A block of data
- - - - - - -
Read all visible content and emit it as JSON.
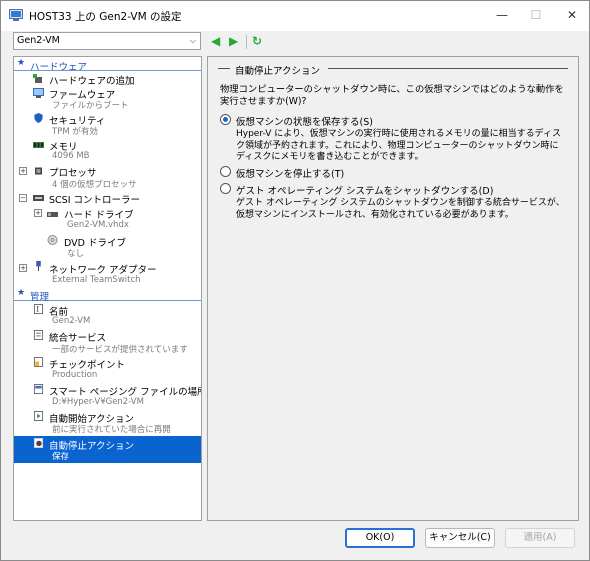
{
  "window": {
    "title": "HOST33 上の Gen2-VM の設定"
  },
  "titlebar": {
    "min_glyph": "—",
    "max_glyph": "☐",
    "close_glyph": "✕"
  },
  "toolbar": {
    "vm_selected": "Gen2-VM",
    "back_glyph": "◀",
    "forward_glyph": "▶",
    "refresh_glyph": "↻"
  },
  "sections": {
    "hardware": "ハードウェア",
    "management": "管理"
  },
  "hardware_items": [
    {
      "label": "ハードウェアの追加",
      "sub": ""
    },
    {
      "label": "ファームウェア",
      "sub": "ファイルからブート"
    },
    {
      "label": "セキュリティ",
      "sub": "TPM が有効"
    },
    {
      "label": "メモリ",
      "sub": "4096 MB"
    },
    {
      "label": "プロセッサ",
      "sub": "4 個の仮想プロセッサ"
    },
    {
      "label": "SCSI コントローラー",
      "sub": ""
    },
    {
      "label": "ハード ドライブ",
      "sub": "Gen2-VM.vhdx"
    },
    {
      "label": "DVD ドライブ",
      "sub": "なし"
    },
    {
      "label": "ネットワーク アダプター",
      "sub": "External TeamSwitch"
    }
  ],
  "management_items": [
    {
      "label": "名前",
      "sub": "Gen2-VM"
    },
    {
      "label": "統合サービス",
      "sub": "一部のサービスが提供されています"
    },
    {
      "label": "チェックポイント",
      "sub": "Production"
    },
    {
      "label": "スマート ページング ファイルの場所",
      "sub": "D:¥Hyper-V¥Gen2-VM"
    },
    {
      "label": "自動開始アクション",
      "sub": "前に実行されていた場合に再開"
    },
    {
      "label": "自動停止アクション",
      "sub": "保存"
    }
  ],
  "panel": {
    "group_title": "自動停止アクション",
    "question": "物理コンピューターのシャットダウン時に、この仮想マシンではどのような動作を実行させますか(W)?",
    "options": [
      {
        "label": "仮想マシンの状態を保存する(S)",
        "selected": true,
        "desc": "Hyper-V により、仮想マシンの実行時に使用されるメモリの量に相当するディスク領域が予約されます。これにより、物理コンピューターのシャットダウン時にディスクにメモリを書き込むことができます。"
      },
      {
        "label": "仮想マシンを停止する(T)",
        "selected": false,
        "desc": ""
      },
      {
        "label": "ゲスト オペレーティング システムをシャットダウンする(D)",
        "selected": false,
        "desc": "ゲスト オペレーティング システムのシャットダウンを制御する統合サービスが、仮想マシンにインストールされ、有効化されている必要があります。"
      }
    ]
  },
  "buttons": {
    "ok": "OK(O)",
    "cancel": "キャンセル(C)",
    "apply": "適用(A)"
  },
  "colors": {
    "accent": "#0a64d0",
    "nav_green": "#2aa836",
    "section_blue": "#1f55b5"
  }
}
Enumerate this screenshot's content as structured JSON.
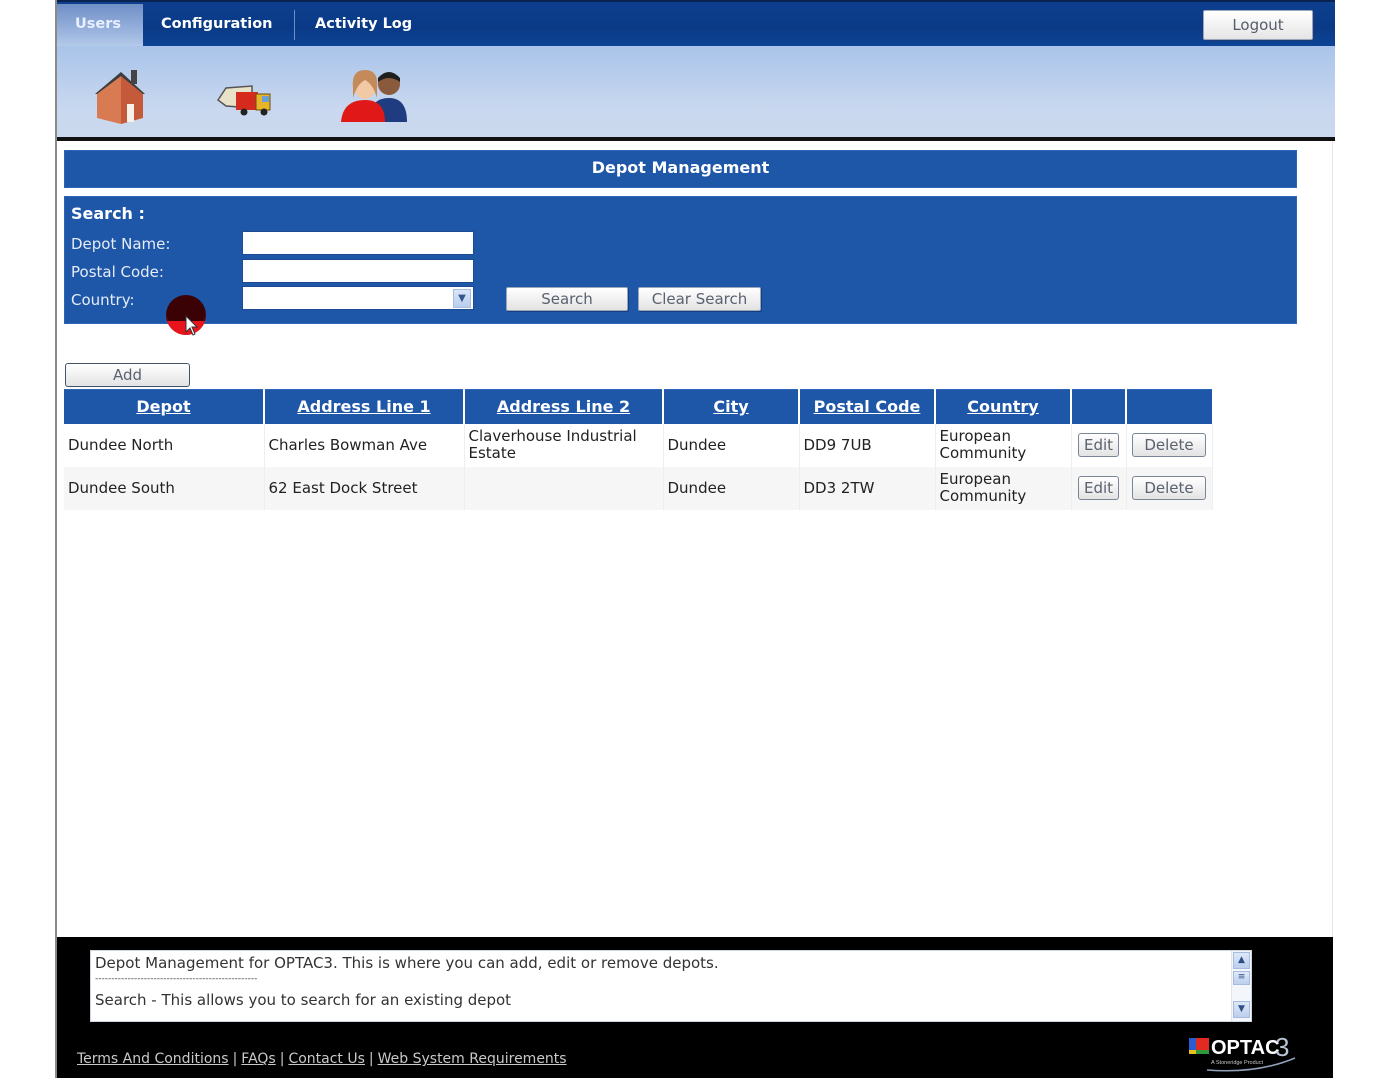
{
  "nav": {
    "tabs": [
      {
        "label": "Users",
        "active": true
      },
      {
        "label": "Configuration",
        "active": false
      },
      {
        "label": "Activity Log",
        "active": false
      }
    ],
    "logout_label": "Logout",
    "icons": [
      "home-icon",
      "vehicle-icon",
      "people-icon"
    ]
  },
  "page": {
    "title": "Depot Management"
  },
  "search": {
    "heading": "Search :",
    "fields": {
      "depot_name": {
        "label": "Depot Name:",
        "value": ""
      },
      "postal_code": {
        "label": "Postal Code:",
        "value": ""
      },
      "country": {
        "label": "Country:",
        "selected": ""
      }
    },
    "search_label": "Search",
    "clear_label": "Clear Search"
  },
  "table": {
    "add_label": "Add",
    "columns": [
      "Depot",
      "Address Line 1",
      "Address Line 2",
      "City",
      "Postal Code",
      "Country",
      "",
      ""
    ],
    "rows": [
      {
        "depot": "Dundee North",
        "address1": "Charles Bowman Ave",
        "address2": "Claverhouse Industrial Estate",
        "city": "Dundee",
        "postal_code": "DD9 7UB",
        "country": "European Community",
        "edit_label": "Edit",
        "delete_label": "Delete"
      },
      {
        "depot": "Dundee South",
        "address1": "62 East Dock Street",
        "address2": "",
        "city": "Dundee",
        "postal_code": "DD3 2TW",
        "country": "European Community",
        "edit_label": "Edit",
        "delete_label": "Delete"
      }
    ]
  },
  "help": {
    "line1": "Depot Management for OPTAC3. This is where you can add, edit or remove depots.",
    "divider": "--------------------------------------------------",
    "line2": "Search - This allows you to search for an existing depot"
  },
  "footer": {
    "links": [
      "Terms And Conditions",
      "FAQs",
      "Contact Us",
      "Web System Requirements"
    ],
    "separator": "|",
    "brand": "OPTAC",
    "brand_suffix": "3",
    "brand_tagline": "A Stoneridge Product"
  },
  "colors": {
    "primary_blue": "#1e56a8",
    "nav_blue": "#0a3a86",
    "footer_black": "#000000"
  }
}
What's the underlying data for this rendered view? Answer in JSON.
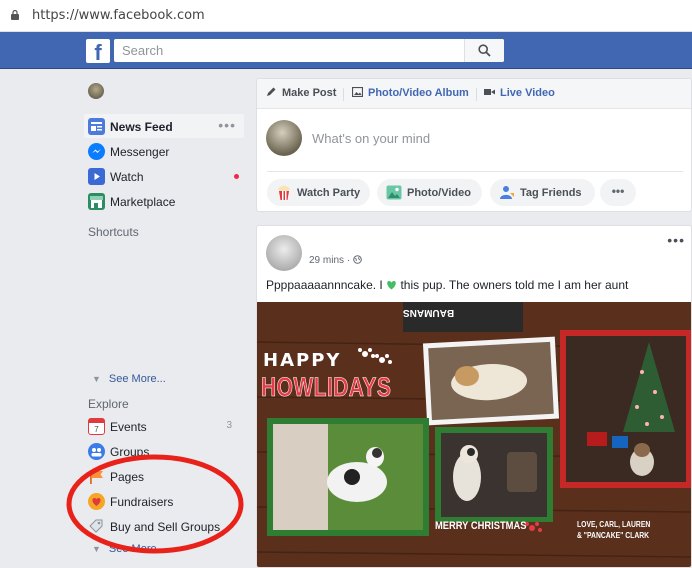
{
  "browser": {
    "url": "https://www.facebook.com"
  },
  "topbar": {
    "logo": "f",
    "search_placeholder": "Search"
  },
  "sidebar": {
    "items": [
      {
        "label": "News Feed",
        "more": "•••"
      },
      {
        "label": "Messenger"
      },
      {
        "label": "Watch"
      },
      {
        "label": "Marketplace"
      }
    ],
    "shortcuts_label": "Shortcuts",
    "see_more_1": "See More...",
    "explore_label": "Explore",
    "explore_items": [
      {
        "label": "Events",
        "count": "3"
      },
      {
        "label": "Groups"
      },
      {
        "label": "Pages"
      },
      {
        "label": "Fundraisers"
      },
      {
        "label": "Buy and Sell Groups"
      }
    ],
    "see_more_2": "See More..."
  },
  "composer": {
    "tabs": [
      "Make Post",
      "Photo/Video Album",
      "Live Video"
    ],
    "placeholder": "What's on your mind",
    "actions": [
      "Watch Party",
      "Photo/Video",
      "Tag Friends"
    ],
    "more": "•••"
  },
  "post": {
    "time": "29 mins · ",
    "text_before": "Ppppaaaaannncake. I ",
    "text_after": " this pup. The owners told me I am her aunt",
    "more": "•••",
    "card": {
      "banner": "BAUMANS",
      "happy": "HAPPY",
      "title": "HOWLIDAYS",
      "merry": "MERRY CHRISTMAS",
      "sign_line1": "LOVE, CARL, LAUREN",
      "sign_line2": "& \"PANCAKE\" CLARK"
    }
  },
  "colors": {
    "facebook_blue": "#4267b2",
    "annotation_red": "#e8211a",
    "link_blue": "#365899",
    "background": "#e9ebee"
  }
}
- - - - - - -
> [Do this]:
All of the material above is to be copied exactly, except for its images.

> [The response]:
Read all visible content and emit it as JSON.
{
  "window": {
    "title": "HOST33 上の Gen2-VM の設定"
  },
  "titlebar": {
    "min_glyph": "—",
    "max_glyph": "☐",
    "close_glyph": "✕"
  },
  "toolbar": {
    "vm_selected": "Gen2-VM",
    "back_glyph": "◀",
    "forward_glyph": "▶",
    "refresh_glyph": "↻"
  },
  "sections": {
    "hardware": "ハードウェア",
    "management": "管理"
  },
  "hardware_items": [
    {
      "label": "ハードウェアの追加",
      "sub": ""
    },
    {
      "label": "ファームウェア",
      "sub": "ファイルからブート"
    },
    {
      "label": "セキュリティ",
      "sub": "TPM が有効"
    },
    {
      "label": "メモリ",
      "sub": "4096 MB"
    },
    {
      "label": "プロセッサ",
      "sub": "4 個の仮想プロセッサ"
    },
    {
      "label": "SCSI コントローラー",
      "sub": ""
    },
    {
      "label": "ハード ドライブ",
      "sub": "Gen2-VM.vhdx"
    },
    {
      "label": "DVD ドライブ",
      "sub": "なし"
    },
    {
      "label": "ネットワーク アダプター",
      "sub": "External TeamSwitch"
    }
  ],
  "management_items": [
    {
      "label": "名前",
      "sub": "Gen2-VM"
    },
    {
      "label": "統合サービス",
      "sub": "一部のサービスが提供されています"
    },
    {
      "label": "チェックポイント",
      "sub": "Production"
    },
    {
      "label": "スマート ページング ファイルの場所",
      "sub": "D:¥Hyper-V¥Gen2-VM"
    },
    {
      "label": "自動開始アクション",
      "sub": "前に実行されていた場合に再開"
    },
    {
      "label": "自動停止アクション",
      "sub": "保存"
    }
  ],
  "panel": {
    "group_title": "自動停止アクション",
    "question": "物理コンピューターのシャットダウン時に、この仮想マシンではどのような動作を実行させますか(W)?",
    "options": [
      {
        "label": "仮想マシンの状態を保存する(S)",
        "selected": true,
        "desc": "Hyper-V により、仮想マシンの実行時に使用されるメモリの量に相当するディスク領域が予約されます。これにより、物理コンピューターのシャットダウン時にディスクにメモリを書き込むことができます。"
      },
      {
        "label": "仮想マシンを停止する(T)",
        "selected": false,
        "desc": ""
      },
      {
        "label": "ゲスト オペレーティング システムをシャットダウンする(D)",
        "selected": false,
        "desc": "ゲスト オペレーティング システムのシャットダウンを制御する統合サービスが、仮想マシンにインストールされ、有効化されている必要があります。"
      }
    ]
  },
  "buttons": {
    "ok": "OK(O)",
    "cancel": "キャンセル(C)",
    "apply": "適用(A)"
  },
  "colors": {
    "accent": "#0a64d0",
    "nav_green": "#2aa836",
    "section_blue": "#1f55b5"
  }
}
Enumerate this screenshot's content as structured JSON.
{
  "nav": {
    "tabs": [
      {
        "label": "Users",
        "active": true
      },
      {
        "label": "Configuration",
        "active": false
      },
      {
        "label": "Activity Log",
        "active": false
      }
    ],
    "logout_label": "Logout",
    "icons": [
      "home-icon",
      "vehicle-icon",
      "people-icon"
    ]
  },
  "page": {
    "title": "Depot Management"
  },
  "search": {
    "heading": "Search :",
    "fields": {
      "depot_name": {
        "label": "Depot Name:",
        "value": ""
      },
      "postal_code": {
        "label": "Postal Code:",
        "value": ""
      },
      "country": {
        "label": "Country:",
        "selected": ""
      }
    },
    "search_label": "Search",
    "clear_label": "Clear Search"
  },
  "table": {
    "add_label": "Add",
    "columns": [
      "Depot",
      "Address Line 1",
      "Address Line 2",
      "City",
      "Postal Code",
      "Country",
      "",
      ""
    ],
    "rows": [
      {
        "depot": "Dundee North",
        "address1": "Charles Bowman Ave",
        "address2": "Claverhouse Industrial Estate",
        "city": "Dundee",
        "postal_code": "DD9 7UB",
        "country": "European Community",
        "edit_label": "Edit",
        "delete_label": "Delete"
      },
      {
        "depot": "Dundee South",
        "address1": "62 East Dock Street",
        "address2": "",
        "city": "Dundee",
        "postal_code": "DD3 2TW",
        "country": "European Community",
        "edit_label": "Edit",
        "delete_label": "Delete"
      }
    ]
  },
  "help": {
    "line1": "Depot Management for OPTAC3. This is where you can add, edit or remove depots.",
    "divider": "--------------------------------------------------",
    "line2": "Search - This allows you to search for an existing depot"
  },
  "footer": {
    "links": [
      "Terms And Conditions",
      "FAQs",
      "Contact Us",
      "Web System Requirements"
    ],
    "separator": "|",
    "brand": "OPTAC",
    "brand_suffix": "3",
    "brand_tagline": "A Stoneridge Product"
  },
  "colors": {
    "primary_blue": "#1e56a8",
    "nav_blue": "#0a3a86",
    "footer_black": "#000000"
  }
}
What's the underlying data for this rendered view? Answer in JSON.
{
  "browser": {
    "url": "https://www.facebook.com"
  },
  "topbar": {
    "logo": "f",
    "search_placeholder": "Search"
  },
  "sidebar": {
    "items": [
      {
        "label": "News Feed",
        "more": "•••"
      },
      {
        "label": "Messenger"
      },
      {
        "label": "Watch"
      },
      {
        "label": "Marketplace"
      }
    ],
    "shortcuts_label": "Shortcuts",
    "see_more_1": "See More...",
    "explore_label": "Explore",
    "explore_items": [
      {
        "label": "Events",
        "count": "3"
      },
      {
        "label": "Groups"
      },
      {
        "label": "Pages"
      },
      {
        "label": "Fundraisers"
      },
      {
        "label": "Buy and Sell Groups"
      }
    ],
    "see_more_2": "See More..."
  },
  "composer": {
    "tabs": [
      "Make Post",
      "Photo/Video Album",
      "Live Video"
    ],
    "placeholder": "What's on your mind",
    "actions": [
      "Watch Party",
      "Photo/Video",
      "Tag Friends"
    ],
    "more": "•••"
  },
  "post": {
    "time": "29 mins · ",
    "text_before": "Ppppaaaaannncake. I ",
    "text_after": " this pup. The owners told me I am her aunt",
    "more": "•••",
    "card": {
      "banner": "BAUMANS",
      "happy": "HAPPY",
      "title": "HOWLIDAYS",
      "merry": "MERRY CHRISTMAS",
      "sign_line1": "LOVE, CARL, LAUREN",
      "sign_line2": "& \"PANCAKE\" CLARK"
    }
  },
  "colors": {
    "facebook_blue": "#4267b2",
    "annotation_red": "#e8211a",
    "link_blue": "#365899",
    "background": "#e9ebee"
  }
}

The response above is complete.